— START —

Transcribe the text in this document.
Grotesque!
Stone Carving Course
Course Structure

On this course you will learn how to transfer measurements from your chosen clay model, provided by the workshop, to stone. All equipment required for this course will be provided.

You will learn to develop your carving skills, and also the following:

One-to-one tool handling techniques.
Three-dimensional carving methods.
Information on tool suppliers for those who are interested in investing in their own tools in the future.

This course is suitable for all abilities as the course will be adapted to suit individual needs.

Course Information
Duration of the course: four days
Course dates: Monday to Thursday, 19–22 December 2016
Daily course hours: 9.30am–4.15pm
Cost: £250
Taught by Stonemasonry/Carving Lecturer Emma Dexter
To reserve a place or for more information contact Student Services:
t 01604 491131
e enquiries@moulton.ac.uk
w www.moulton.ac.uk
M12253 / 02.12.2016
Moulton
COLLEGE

— END —

**AIM**
Would you give the material above again, complete and exact?

**CORRECT RESPONSE**
Transcribe the text in this document.
Grotesque!
Stone Carving Course
Course Structure

On this course you will learn how to transfer measurements from your chosen clay model, provided by the workshop, to stone. All equipment required for this course will be provided.

You will learn to develop your carving skills, and also the following:

One-to-one tool handling techniques.
Three-dimensional carving methods.
Information on tool suppliers for those who are interested in investing in their own tools in the future.

This course is suitable for all abilities as the course will be adapted to suit individual needs.

Course Information
Duration of the course: four days
Course dates: Monday to Thursday, 19–22 December 2016
Daily course hours: 9.30am–4.15pm
Cost: £250
Taught by Stonemasonry/Carving Lecturer Emma Dexter
To reserve a place or for more information contact Student Services:
t 01604 491131
e enquiries@moulton.ac.uk
w www.moulton.ac.uk
M12253 / 02.12.2016
Moulton
COLLEGE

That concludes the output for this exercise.